What you need to do: Repeat each record below exactly as given.
— START Data for the task —
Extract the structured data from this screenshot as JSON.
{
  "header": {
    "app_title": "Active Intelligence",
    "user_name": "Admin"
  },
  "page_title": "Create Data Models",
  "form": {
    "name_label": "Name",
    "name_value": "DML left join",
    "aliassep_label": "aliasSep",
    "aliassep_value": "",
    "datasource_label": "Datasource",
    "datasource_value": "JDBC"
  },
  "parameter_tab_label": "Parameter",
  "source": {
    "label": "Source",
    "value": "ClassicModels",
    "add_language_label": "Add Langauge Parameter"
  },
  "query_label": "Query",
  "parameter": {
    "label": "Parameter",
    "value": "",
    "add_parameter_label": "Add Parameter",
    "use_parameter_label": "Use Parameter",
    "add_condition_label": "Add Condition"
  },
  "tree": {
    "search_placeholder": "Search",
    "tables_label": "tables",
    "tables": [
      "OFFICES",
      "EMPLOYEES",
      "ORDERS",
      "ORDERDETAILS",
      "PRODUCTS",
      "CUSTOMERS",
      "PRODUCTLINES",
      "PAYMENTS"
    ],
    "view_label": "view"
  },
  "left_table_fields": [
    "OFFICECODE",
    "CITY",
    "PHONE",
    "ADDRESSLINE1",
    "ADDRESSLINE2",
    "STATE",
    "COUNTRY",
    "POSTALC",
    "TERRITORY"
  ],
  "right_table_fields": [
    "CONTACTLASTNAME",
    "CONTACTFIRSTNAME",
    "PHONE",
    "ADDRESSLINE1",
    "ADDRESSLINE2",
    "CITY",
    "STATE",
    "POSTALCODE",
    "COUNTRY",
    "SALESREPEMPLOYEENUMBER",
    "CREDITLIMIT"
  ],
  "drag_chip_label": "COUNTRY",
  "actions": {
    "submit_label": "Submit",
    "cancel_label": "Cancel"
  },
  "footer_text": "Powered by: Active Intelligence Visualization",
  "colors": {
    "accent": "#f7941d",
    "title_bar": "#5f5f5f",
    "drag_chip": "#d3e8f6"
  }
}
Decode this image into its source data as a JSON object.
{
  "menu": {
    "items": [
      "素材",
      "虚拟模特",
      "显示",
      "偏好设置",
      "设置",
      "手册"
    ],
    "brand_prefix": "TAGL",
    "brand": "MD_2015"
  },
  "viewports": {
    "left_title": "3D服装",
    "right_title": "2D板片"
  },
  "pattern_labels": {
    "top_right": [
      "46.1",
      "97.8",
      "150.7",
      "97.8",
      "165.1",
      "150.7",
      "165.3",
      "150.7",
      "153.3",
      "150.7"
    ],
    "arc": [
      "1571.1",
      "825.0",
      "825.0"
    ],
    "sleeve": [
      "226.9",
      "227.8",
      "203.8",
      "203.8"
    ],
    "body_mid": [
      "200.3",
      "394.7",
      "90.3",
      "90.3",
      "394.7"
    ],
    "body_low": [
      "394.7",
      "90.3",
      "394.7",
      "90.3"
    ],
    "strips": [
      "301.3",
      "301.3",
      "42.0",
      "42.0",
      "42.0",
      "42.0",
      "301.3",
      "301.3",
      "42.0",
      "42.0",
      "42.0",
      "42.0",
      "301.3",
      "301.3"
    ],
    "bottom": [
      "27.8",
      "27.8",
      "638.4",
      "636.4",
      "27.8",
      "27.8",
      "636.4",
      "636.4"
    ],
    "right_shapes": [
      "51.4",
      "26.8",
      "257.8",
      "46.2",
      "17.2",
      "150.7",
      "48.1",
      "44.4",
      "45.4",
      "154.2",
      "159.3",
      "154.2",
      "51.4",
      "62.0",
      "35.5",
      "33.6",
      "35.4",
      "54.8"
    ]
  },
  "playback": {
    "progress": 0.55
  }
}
— END Data for the task —
Exercise answer:
Extract the structured data from this screenshot as JSON.
{
  "header": {
    "app_title": "Active Intelligence",
    "user_name": "Admin"
  },
  "page_title": "Create Data Models",
  "form": {
    "name_label": "Name",
    "name_value": "DML left join",
    "aliassep_label": "aliasSep",
    "aliassep_value": "",
    "datasource_label": "Datasource",
    "datasource_value": "JDBC"
  },
  "parameter_tab_label": "Parameter",
  "source": {
    "label": "Source",
    "value": "ClassicModels",
    "add_language_label": "Add Langauge Parameter"
  },
  "query_label": "Query",
  "parameter": {
    "label": "Parameter",
    "value": "",
    "add_parameter_label": "Add Parameter",
    "use_parameter_label": "Use Parameter",
    "add_condition_label": "Add Condition"
  },
  "tree": {
    "search_placeholder": "Search",
    "tables_label": "tables",
    "tables": [
      "OFFICES",
      "EMPLOYEES",
      "ORDERS",
      "ORDERDETAILS",
      "PRODUCTS",
      "CUSTOMERS",
      "PRODUCTLINES",
      "PAYMENTS"
    ],
    "view_label": "view"
  },
  "left_table_fields": [
    "OFFICECODE",
    "CITY",
    "PHONE",
    "ADDRESSLINE1",
    "ADDRESSLINE2",
    "STATE",
    "COUNTRY",
    "POSTALC",
    "TERRITORY"
  ],
  "right_table_fields": [
    "CONTACTLASTNAME",
    "CONTACTFIRSTNAME",
    "PHONE",
    "ADDRESSLINE1",
    "ADDRESSLINE2",
    "CITY",
    "STATE",
    "POSTALCODE",
    "COUNTRY",
    "SALESREPEMPLOYEENUMBER",
    "CREDITLIMIT"
  ],
  "drag_chip_label": "COUNTRY",
  "actions": {
    "submit_label": "Submit",
    "cancel_label": "Cancel"
  },
  "footer_text": "Powered by: Active Intelligence Visualization",
  "colors": {
    "accent": "#f7941d",
    "title_bar": "#5f5f5f",
    "drag_chip": "#d3e8f6"
  }
}
Decode this image into its source data as a JSON object.
{
  "menu": {
    "items": [
      "素材",
      "虚拟模特",
      "显示",
      "偏好设置",
      "设置",
      "手册"
    ],
    "brand_prefix": "TAGL",
    "brand": "MD_2015"
  },
  "viewports": {
    "left_title": "3D服装",
    "right_title": "2D板片"
  },
  "pattern_labels": {
    "top_right": [
      "46.1",
      "97.8",
      "150.7",
      "97.8",
      "165.1",
      "150.7",
      "165.3",
      "150.7",
      "153.3",
      "150.7"
    ],
    "arc": [
      "1571.1",
      "825.0",
      "825.0"
    ],
    "sleeve": [
      "226.9",
      "227.8",
      "203.8",
      "203.8"
    ],
    "body_mid": [
      "200.3",
      "394.7",
      "90.3",
      "90.3",
      "394.7"
    ],
    "body_low": [
      "394.7",
      "90.3",
      "394.7",
      "90.3"
    ],
    "strips": [
      "301.3",
      "301.3",
      "42.0",
      "42.0",
      "42.0",
      "42.0",
      "301.3",
      "301.3",
      "42.0",
      "42.0",
      "42.0",
      "42.0",
      "301.3",
      "301.3"
    ],
    "bottom": [
      "27.8",
      "27.8",
      "638.4",
      "636.4",
      "27.8",
      "27.8",
      "636.4",
      "636.4"
    ],
    "right_shapes": [
      "51.4",
      "26.8",
      "257.8",
      "46.2",
      "17.2",
      "150.7",
      "48.1",
      "44.4",
      "45.4",
      "154.2",
      "159.3",
      "154.2",
      "51.4",
      "62.0",
      "35.5",
      "33.6",
      "35.4",
      "54.8"
    ]
  },
  "playback": {
    "progress": 0.55
  }
}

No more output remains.